• **JOB**:
Find the string "JSON" in the entries and copy each line that has it.
++++ INFORMATION PROVIDED ++++
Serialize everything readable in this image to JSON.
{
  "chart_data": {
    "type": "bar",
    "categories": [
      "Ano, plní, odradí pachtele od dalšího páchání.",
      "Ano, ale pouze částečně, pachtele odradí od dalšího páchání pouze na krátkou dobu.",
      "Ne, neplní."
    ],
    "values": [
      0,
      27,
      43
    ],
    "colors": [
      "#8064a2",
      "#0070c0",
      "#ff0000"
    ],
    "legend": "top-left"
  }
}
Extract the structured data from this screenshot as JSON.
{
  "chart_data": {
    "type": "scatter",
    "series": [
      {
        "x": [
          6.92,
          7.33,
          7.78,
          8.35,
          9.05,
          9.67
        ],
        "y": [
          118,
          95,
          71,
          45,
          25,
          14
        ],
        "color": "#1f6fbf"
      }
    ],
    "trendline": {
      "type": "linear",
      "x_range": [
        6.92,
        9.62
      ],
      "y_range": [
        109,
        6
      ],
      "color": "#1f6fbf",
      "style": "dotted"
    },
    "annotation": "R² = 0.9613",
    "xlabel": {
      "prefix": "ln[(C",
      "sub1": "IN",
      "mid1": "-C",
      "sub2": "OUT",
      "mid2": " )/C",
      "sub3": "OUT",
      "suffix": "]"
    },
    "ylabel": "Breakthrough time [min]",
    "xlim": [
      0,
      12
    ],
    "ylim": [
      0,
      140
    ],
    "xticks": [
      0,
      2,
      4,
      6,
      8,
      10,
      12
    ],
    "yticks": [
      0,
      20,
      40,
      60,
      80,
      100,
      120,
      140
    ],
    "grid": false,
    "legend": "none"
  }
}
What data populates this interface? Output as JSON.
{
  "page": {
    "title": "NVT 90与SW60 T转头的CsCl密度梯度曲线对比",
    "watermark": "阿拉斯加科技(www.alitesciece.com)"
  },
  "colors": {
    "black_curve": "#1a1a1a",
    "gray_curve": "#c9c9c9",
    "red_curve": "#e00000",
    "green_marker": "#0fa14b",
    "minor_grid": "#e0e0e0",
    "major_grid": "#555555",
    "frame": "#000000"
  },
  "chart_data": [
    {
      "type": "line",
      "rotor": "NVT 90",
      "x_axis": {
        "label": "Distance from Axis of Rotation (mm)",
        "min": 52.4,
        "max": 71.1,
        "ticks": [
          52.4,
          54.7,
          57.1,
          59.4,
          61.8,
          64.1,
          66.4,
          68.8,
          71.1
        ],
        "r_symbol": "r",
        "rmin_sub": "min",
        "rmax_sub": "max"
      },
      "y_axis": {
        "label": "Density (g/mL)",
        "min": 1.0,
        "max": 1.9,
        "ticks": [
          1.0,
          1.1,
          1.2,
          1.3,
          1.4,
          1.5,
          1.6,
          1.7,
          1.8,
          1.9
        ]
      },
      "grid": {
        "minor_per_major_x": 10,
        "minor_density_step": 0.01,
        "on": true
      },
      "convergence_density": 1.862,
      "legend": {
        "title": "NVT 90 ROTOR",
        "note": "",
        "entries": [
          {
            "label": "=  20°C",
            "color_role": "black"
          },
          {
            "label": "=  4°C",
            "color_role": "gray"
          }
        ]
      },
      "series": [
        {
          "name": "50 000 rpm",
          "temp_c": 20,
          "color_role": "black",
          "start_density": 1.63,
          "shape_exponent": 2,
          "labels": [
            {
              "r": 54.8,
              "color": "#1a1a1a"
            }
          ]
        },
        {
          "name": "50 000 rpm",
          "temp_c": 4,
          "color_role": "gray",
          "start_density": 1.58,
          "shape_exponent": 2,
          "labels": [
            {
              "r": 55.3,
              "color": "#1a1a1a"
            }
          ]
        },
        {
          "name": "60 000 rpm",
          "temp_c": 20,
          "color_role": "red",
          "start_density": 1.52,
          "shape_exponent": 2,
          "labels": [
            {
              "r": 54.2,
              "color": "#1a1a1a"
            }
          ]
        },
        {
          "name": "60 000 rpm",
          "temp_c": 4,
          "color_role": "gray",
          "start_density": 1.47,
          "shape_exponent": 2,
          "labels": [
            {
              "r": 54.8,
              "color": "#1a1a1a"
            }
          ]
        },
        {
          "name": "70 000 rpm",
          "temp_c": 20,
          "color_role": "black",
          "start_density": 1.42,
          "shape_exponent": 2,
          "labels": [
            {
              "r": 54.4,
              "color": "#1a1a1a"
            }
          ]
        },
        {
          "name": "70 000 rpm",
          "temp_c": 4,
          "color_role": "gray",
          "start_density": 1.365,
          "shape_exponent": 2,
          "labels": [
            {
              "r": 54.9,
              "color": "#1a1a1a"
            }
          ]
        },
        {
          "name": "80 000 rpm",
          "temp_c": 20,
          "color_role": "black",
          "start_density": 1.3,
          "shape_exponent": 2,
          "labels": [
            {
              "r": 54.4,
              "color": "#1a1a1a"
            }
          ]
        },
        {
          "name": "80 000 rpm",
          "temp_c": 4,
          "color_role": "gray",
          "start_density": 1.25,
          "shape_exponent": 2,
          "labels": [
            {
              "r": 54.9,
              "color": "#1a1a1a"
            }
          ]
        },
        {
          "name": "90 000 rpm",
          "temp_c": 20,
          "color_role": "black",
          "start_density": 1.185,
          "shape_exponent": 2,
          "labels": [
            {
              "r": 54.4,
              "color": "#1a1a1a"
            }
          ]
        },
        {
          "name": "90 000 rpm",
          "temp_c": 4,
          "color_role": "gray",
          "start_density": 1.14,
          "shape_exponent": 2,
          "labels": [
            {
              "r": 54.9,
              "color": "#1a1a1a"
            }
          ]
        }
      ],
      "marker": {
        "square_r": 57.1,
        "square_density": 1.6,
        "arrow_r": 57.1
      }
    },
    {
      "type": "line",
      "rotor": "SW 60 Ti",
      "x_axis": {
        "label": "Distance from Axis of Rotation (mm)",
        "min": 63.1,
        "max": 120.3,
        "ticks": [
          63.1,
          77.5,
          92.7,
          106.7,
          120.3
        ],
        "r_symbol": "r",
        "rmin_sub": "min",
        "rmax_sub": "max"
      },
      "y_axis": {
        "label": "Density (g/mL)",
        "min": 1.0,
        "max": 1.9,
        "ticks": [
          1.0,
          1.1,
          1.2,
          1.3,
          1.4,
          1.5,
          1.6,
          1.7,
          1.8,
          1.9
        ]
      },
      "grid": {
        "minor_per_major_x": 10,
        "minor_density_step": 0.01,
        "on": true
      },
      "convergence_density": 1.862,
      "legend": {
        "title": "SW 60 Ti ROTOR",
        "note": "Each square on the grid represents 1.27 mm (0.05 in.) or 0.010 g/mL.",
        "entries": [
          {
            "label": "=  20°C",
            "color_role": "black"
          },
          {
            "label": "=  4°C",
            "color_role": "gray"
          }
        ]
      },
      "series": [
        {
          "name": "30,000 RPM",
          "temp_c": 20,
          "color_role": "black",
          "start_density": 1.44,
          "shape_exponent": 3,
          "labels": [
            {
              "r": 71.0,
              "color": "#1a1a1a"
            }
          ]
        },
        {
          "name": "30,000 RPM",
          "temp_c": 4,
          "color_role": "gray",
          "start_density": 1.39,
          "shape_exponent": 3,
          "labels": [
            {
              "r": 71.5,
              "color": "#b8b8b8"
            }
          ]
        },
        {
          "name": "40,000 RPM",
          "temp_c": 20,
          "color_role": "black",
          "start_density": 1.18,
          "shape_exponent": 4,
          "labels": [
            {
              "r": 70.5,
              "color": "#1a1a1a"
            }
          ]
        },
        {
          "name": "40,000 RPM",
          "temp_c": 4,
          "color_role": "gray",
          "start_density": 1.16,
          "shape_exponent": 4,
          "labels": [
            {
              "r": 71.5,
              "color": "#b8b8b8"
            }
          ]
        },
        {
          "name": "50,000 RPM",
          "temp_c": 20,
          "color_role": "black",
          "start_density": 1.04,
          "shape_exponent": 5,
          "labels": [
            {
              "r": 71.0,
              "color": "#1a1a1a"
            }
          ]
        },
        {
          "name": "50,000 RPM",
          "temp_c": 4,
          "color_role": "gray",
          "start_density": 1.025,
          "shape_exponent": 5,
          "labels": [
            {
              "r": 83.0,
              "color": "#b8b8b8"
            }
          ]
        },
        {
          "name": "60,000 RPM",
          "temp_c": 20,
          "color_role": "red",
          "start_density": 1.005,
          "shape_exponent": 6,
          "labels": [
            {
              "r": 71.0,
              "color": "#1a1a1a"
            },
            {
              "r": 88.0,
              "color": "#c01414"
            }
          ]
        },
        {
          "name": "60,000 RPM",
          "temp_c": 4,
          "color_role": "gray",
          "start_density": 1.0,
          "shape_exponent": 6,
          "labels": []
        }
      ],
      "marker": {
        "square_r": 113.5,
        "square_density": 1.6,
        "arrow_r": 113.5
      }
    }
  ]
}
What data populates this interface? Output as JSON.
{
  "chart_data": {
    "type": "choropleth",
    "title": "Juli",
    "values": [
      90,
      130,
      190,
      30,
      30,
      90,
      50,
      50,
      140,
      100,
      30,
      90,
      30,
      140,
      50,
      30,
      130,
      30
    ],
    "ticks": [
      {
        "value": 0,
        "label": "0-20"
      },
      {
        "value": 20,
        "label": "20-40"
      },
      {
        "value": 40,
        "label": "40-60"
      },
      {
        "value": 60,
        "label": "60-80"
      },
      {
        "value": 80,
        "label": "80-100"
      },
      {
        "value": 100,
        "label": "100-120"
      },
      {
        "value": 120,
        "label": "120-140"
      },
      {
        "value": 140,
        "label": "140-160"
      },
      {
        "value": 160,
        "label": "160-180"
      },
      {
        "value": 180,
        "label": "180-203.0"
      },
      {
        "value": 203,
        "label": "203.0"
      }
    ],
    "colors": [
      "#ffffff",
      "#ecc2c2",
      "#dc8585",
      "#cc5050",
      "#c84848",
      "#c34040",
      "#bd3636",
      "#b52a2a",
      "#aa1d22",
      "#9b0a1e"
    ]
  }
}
++++
• **THE OUTPUT**:
Serialize everything readable in this image to JSON.
Extract the structured data from this screenshot as JSON.
What data populates this interface? Output as JSON.
What data populates this interface? Output as JSON.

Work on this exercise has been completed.